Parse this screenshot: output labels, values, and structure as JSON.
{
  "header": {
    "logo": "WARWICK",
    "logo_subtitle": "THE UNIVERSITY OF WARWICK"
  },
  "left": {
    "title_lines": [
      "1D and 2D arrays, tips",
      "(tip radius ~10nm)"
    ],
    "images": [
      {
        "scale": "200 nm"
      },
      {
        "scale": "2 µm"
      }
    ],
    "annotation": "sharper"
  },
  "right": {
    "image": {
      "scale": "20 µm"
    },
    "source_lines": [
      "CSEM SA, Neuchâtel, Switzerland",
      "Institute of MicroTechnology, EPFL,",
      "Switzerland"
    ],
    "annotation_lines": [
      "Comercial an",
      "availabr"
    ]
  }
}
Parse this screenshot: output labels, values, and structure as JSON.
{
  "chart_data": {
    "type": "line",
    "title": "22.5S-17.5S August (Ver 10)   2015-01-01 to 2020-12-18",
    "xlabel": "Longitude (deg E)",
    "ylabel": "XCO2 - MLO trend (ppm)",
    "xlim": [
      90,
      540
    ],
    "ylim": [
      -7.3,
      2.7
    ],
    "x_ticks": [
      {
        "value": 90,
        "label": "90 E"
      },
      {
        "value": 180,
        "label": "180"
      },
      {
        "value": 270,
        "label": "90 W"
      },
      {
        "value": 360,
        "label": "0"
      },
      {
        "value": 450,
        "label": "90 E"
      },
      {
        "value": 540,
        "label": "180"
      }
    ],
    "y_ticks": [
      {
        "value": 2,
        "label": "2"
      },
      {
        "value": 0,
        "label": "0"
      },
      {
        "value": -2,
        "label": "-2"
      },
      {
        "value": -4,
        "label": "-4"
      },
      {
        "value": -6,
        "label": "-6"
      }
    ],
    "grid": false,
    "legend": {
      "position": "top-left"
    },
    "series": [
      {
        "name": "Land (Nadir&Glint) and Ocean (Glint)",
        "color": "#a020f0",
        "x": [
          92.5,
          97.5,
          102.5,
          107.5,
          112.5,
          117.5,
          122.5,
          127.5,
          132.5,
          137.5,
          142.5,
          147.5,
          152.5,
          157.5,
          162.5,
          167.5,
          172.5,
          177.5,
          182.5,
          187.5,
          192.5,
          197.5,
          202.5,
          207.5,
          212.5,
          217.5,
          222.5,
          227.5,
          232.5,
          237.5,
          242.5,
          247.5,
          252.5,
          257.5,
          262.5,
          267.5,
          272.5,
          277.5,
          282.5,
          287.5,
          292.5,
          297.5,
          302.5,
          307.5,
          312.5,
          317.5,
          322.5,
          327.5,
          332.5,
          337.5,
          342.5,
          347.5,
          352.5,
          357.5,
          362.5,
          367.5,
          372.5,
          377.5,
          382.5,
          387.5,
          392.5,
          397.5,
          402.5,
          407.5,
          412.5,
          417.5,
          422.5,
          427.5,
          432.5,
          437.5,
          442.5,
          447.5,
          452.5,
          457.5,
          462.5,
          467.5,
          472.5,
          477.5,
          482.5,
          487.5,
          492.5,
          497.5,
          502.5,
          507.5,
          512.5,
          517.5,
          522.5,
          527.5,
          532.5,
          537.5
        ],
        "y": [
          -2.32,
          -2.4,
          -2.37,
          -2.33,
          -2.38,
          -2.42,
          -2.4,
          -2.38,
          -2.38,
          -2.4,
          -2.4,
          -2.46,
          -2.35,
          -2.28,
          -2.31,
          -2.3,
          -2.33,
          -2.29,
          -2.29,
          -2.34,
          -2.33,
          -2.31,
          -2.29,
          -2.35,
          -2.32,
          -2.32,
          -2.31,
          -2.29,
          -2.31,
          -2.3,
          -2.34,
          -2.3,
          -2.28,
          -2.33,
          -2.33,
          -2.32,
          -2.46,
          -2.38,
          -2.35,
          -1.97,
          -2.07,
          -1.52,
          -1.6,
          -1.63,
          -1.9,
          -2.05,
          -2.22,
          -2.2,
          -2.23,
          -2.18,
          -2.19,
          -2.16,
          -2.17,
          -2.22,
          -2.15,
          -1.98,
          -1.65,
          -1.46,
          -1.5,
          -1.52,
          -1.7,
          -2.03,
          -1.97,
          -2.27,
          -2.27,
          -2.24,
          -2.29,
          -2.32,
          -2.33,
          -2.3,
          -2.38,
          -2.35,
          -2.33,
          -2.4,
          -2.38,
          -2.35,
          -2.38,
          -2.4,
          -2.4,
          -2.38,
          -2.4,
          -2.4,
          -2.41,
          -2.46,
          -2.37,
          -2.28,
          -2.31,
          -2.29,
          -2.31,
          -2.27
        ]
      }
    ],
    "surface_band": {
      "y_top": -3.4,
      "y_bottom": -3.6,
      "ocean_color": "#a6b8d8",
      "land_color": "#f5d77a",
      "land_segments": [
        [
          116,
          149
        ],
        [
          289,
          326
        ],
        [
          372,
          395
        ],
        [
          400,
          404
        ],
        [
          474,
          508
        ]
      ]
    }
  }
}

[Given exercise]
Reproduce the listing shown above in its entirety, exactly.

[Complete answer]
Parse this screenshot: output labels, values, and structure as JSON.
{
  "header": {
    "logo": "WARWICK",
    "logo_subtitle": "THE UNIVERSITY OF WARWICK"
  },
  "left": {
    "title_lines": [
      "1D and 2D arrays, tips",
      "(tip radius ~10nm)"
    ],
    "images": [
      {
        "scale": "200 nm"
      },
      {
        "scale": "2 µm"
      }
    ],
    "annotation": "sharper"
  },
  "right": {
    "image": {
      "scale": "20 µm"
    },
    "source_lines": [
      "CSEM SA, Neuchâtel, Switzerland",
      "Institute of MicroTechnology, EPFL,",
      "Switzerland"
    ],
    "annotation_lines": [
      "Comercial an",
      "availabr"
    ]
  }
}
Parse this screenshot: output labels, values, and structure as JSON.
{
  "chart_data": {
    "type": "line",
    "title": "22.5S-17.5S August (Ver 10)   2015-01-01 to 2020-12-18",
    "xlabel": "Longitude (deg E)",
    "ylabel": "XCO2 - MLO trend (ppm)",
    "xlim": [
      90,
      540
    ],
    "ylim": [
      -7.3,
      2.7
    ],
    "x_ticks": [
      {
        "value": 90,
        "label": "90 E"
      },
      {
        "value": 180,
        "label": "180"
      },
      {
        "value": 270,
        "label": "90 W"
      },
      {
        "value": 360,
        "label": "0"
      },
      {
        "value": 450,
        "label": "90 E"
      },
      {
        "value": 540,
        "label": "180"
      }
    ],
    "y_ticks": [
      {
        "value": 2,
        "label": "2"
      },
      {
        "value": 0,
        "label": "0"
      },
      {
        "value": -2,
        "label": "-2"
      },
      {
        "value": -4,
        "label": "-4"
      },
      {
        "value": -6,
        "label": "-6"
      }
    ],
    "grid": false,
    "legend": {
      "position": "top-left"
    },
    "series": [
      {
        "name": "Land (Nadir&Glint) and Ocean (Glint)",
        "color": "#a020f0",
        "x": [
          92.5,
          97.5,
          102.5,
          107.5,
          112.5,
          117.5,
          122.5,
          127.5,
          132.5,
          137.5,
          142.5,
          147.5,
          152.5,
          157.5,
          162.5,
          167.5,
          172.5,
          177.5,
          182.5,
          187.5,
          192.5,
          197.5,
          202.5,
          207.5,
          212.5,
          217.5,
          222.5,
          227.5,
          232.5,
          237.5,
          242.5,
          247.5,
          252.5,
          257.5,
          262.5,
          267.5,
          272.5,
          277.5,
          282.5,
          287.5,
          292.5,
          297.5,
          302.5,
          307.5,
          312.5,
          317.5,
          322.5,
          327.5,
          332.5,
          337.5,
          342.5,
          347.5,
          352.5,
          357.5,
          362.5,
          367.5,
          372.5,
          377.5,
          382.5,
          387.5,
          392.5,
          397.5,
          402.5,
          407.5,
          412.5,
          417.5,
          422.5,
          427.5,
          432.5,
          437.5,
          442.5,
          447.5,
          452.5,
          457.5,
          462.5,
          467.5,
          472.5,
          477.5,
          482.5,
          487.5,
          492.5,
          497.5,
          502.5,
          507.5,
          512.5,
          517.5,
          522.5,
          527.5,
          532.5,
          537.5
        ],
        "y": [
          -2.32,
          -2.4,
          -2.37,
          -2.33,
          -2.38,
          -2.42,
          -2.4,
          -2.38,
          -2.38,
          -2.4,
          -2.4,
          -2.46,
          -2.35,
          -2.28,
          -2.31,
          -2.3,
          -2.33,
          -2.29,
          -2.29,
          -2.34,
          -2.33,
          -2.31,
          -2.29,
          -2.35,
          -2.32,
          -2.32,
          -2.31,
          -2.29,
          -2.31,
          -2.3,
          -2.34,
          -2.3,
          -2.28,
          -2.33,
          -2.33,
          -2.32,
          -2.46,
          -2.38,
          -2.35,
          -1.97,
          -2.07,
          -1.52,
          -1.6,
          -1.63,
          -1.9,
          -2.05,
          -2.22,
          -2.2,
          -2.23,
          -2.18,
          -2.19,
          -2.16,
          -2.17,
          -2.22,
          -2.15,
          -1.98,
          -1.65,
          -1.46,
          -1.5,
          -1.52,
          -1.7,
          -2.03,
          -1.97,
          -2.27,
          -2.27,
          -2.24,
          -2.29,
          -2.32,
          -2.33,
          -2.3,
          -2.38,
          -2.35,
          -2.33,
          -2.4,
          -2.38,
          -2.35,
          -2.38,
          -2.4,
          -2.4,
          -2.38,
          -2.4,
          -2.4,
          -2.41,
          -2.46,
          -2.37,
          -2.28,
          -2.31,
          -2.29,
          -2.31,
          -2.27
        ]
      }
    ],
    "surface_band": {
      "y_top": -3.4,
      "y_bottom": -3.6,
      "ocean_color": "#a6b8d8",
      "land_color": "#f5d77a",
      "land_segments": [
        [
          116,
          149
        ],
        [
          289,
          326
        ],
        [
          372,
          395
        ],
        [
          400,
          404
        ],
        [
          474,
          508
        ]
      ]
    }
  }
}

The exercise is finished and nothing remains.